### Short exercise:
Transcribe each record below word for word.

━━━━━ Data listing ━━━━━

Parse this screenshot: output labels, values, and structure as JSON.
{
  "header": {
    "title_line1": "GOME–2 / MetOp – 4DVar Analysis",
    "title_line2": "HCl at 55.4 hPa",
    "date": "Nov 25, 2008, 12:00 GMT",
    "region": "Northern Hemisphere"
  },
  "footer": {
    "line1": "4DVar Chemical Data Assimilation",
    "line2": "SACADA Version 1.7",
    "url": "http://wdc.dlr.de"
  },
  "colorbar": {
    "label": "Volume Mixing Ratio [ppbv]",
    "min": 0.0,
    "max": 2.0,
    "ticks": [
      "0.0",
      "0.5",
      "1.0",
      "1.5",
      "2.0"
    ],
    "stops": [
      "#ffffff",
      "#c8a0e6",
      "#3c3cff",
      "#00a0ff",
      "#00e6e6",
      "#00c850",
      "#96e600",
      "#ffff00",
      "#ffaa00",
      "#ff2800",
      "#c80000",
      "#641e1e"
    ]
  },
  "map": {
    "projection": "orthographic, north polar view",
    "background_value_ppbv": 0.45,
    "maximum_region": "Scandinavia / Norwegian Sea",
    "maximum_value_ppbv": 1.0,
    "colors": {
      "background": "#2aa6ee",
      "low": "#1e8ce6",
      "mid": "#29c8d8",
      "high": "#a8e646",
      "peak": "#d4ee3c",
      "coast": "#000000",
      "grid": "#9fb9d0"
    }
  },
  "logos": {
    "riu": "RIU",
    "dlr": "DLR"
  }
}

━━━━━

### Written solution:
Parse this screenshot: output labels, values, and structure as JSON.
{
  "header": {
    "title_line1": "GOME–2 / MetOp – 4DVar Analysis",
    "title_line2": "HCl at 55.4 hPa",
    "date": "Nov 25, 2008, 12:00 GMT",
    "region": "Northern Hemisphere"
  },
  "footer": {
    "line1": "4DVar Chemical Data Assimilation",
    "line2": "SACADA Version 1.7",
    "url": "http://wdc.dlr.de"
  },
  "colorbar": {
    "label": "Volume Mixing Ratio [ppbv]",
    "min": 0.0,
    "max": 2.0,
    "ticks": [
      "0.0",
      "0.5",
      "1.0",
      "1.5",
      "2.0"
    ],
    "stops": [
      "#ffffff",
      "#c8a0e6",
      "#3c3cff",
      "#00a0ff",
      "#00e6e6",
      "#00c850",
      "#96e600",
      "#ffff00",
      "#ffaa00",
      "#ff2800",
      "#c80000",
      "#641e1e"
    ]
  },
  "map": {
    "projection": "orthographic, north polar view",
    "background_value_ppbv": 0.45,
    "maximum_region": "Scandinavia / Norwegian Sea",
    "maximum_value_ppbv": 1.0,
    "colors": {
      "background": "#2aa6ee",
      "low": "#1e8ce6",
      "mid": "#29c8d8",
      "high": "#a8e646",
      "peak": "#d4ee3c",
      "coast": "#000000",
      "grid": "#9fb9d0"
    }
  },
  "logos": {
    "riu": "RIU",
    "dlr": "DLR"
  }
}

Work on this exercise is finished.